YOUR INSTRUCTIONS
Exactly repeat the full listing that follows.

-- RECORDS TO USE start --

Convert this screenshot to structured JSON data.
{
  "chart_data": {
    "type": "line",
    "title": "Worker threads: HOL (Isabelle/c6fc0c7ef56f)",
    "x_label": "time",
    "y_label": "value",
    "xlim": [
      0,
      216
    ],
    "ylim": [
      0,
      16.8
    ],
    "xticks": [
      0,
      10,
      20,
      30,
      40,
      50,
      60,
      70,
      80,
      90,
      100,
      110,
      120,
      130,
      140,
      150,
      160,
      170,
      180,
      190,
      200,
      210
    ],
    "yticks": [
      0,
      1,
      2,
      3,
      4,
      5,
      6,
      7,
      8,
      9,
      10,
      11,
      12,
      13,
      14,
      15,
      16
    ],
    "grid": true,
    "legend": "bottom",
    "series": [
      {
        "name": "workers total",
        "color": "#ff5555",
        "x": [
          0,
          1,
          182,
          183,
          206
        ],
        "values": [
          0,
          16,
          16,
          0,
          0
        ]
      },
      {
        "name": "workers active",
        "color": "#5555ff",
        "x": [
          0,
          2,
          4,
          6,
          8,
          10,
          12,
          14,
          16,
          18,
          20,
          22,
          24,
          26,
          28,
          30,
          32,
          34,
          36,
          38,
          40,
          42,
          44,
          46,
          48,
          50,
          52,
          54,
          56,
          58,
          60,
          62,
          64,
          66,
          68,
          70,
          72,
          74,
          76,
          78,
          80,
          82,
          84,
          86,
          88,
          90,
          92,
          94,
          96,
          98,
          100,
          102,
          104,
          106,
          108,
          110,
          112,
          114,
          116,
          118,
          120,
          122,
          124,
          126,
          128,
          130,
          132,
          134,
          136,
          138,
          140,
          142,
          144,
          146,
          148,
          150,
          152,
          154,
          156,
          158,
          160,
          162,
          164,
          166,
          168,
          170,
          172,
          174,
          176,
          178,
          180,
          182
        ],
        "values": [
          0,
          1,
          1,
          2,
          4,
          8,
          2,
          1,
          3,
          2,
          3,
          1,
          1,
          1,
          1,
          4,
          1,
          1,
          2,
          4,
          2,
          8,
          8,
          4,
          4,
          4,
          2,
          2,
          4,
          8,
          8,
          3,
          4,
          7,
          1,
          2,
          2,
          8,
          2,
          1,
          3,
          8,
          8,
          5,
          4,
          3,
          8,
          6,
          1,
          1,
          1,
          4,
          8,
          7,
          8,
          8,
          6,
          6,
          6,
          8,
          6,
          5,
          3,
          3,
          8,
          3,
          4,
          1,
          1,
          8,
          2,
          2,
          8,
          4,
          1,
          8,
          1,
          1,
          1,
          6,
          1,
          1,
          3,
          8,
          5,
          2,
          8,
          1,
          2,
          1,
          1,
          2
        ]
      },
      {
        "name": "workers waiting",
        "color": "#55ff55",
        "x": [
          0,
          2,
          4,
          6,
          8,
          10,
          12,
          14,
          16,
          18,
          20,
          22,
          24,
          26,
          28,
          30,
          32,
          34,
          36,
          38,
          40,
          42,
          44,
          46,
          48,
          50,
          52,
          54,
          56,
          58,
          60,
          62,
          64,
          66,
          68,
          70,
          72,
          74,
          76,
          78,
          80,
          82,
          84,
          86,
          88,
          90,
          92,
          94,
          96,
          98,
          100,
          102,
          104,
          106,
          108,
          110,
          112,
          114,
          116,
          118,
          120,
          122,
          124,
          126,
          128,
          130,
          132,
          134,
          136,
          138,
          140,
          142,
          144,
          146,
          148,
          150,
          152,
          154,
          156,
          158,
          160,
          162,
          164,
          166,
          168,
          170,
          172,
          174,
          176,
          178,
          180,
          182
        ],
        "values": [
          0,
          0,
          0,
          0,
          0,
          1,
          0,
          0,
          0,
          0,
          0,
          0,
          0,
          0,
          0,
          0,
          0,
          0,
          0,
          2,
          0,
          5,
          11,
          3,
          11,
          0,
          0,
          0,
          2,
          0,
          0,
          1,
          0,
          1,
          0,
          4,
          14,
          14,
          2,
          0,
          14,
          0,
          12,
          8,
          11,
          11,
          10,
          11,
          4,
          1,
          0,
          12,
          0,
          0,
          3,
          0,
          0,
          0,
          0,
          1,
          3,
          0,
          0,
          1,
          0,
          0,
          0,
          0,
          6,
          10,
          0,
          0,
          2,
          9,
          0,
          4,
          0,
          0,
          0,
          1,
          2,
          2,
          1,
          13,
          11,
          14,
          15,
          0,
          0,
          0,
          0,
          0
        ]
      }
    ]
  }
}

-- RECORDS TO USE end --

TASK ANSWER
Convert this screenshot to structured JSON data.
{
  "chart_data": {
    "type": "line",
    "title": "Worker threads: HOL (Isabelle/c6fc0c7ef56f)",
    "x_label": "time",
    "y_label": "value",
    "xlim": [
      0,
      216
    ],
    "ylim": [
      0,
      16.8
    ],
    "xticks": [
      0,
      10,
      20,
      30,
      40,
      50,
      60,
      70,
      80,
      90,
      100,
      110,
      120,
      130,
      140,
      150,
      160,
      170,
      180,
      190,
      200,
      210
    ],
    "yticks": [
      0,
      1,
      2,
      3,
      4,
      5,
      6,
      7,
      8,
      9,
      10,
      11,
      12,
      13,
      14,
      15,
      16
    ],
    "grid": true,
    "legend": "bottom",
    "series": [
      {
        "name": "workers total",
        "color": "#ff5555",
        "x": [
          0,
          1,
          182,
          183,
          206
        ],
        "values": [
          0,
          16,
          16,
          0,
          0
        ]
      },
      {
        "name": "workers active",
        "color": "#5555ff",
        "x": [
          0,
          2,
          4,
          6,
          8,
          10,
          12,
          14,
          16,
          18,
          20,
          22,
          24,
          26,
          28,
          30,
          32,
          34,
          36,
          38,
          40,
          42,
          44,
          46,
          48,
          50,
          52,
          54,
          56,
          58,
          60,
          62,
          64,
          66,
          68,
          70,
          72,
          74,
          76,
          78,
          80,
          82,
          84,
          86,
          88,
          90,
          92,
          94,
          96,
          98,
          100,
          102,
          104,
          106,
          108,
          110,
          112,
          114,
          116,
          118,
          120,
          122,
          124,
          126,
          128,
          130,
          132,
          134,
          136,
          138,
          140,
          142,
          144,
          146,
          148,
          150,
          152,
          154,
          156,
          158,
          160,
          162,
          164,
          166,
          168,
          170,
          172,
          174,
          176,
          178,
          180,
          182
        ],
        "values": [
          0,
          1,
          1,
          2,
          4,
          8,
          2,
          1,
          3,
          2,
          3,
          1,
          1,
          1,
          1,
          4,
          1,
          1,
          2,
          4,
          2,
          8,
          8,
          4,
          4,
          4,
          2,
          2,
          4,
          8,
          8,
          3,
          4,
          7,
          1,
          2,
          2,
          8,
          2,
          1,
          3,
          8,
          8,
          5,
          4,
          3,
          8,
          6,
          1,
          1,
          1,
          4,
          8,
          7,
          8,
          8,
          6,
          6,
          6,
          8,
          6,
          5,
          3,
          3,
          8,
          3,
          4,
          1,
          1,
          8,
          2,
          2,
          8,
          4,
          1,
          8,
          1,
          1,
          1,
          6,
          1,
          1,
          3,
          8,
          5,
          2,
          8,
          1,
          2,
          1,
          1,
          2
        ]
      },
      {
        "name": "workers waiting",
        "color": "#55ff55",
        "x": [
          0,
          2,
          4,
          6,
          8,
          10,
          12,
          14,
          16,
          18,
          20,
          22,
          24,
          26,
          28,
          30,
          32,
          34,
          36,
          38,
          40,
          42,
          44,
          46,
          48,
          50,
          52,
          54,
          56,
          58,
          60,
          62,
          64,
          66,
          68,
          70,
          72,
          74,
          76,
          78,
          80,
          82,
          84,
          86,
          88,
          90,
          92,
          94,
          96,
          98,
          100,
          102,
          104,
          106,
          108,
          110,
          112,
          114,
          116,
          118,
          120,
          122,
          124,
          126,
          128,
          130,
          132,
          134,
          136,
          138,
          140,
          142,
          144,
          146,
          148,
          150,
          152,
          154,
          156,
          158,
          160,
          162,
          164,
          166,
          168,
          170,
          172,
          174,
          176,
          178,
          180,
          182
        ],
        "values": [
          0,
          0,
          0,
          0,
          0,
          1,
          0,
          0,
          0,
          0,
          0,
          0,
          0,
          0,
          0,
          0,
          0,
          0,
          0,
          2,
          0,
          5,
          11,
          3,
          11,
          0,
          0,
          0,
          2,
          0,
          0,
          1,
          0,
          1,
          0,
          4,
          14,
          14,
          2,
          0,
          14,
          0,
          12,
          8,
          11,
          11,
          10,
          11,
          4,
          1,
          0,
          12,
          0,
          0,
          3,
          0,
          0,
          0,
          0,
          1,
          3,
          0,
          0,
          1,
          0,
          0,
          0,
          0,
          6,
          10,
          0,
          0,
          2,
          9,
          0,
          4,
          0,
          0,
          0,
          1,
          2,
          2,
          1,
          13,
          11,
          14,
          15,
          0,
          0,
          0,
          0,
          0
        ]
      }
    ]
  }
}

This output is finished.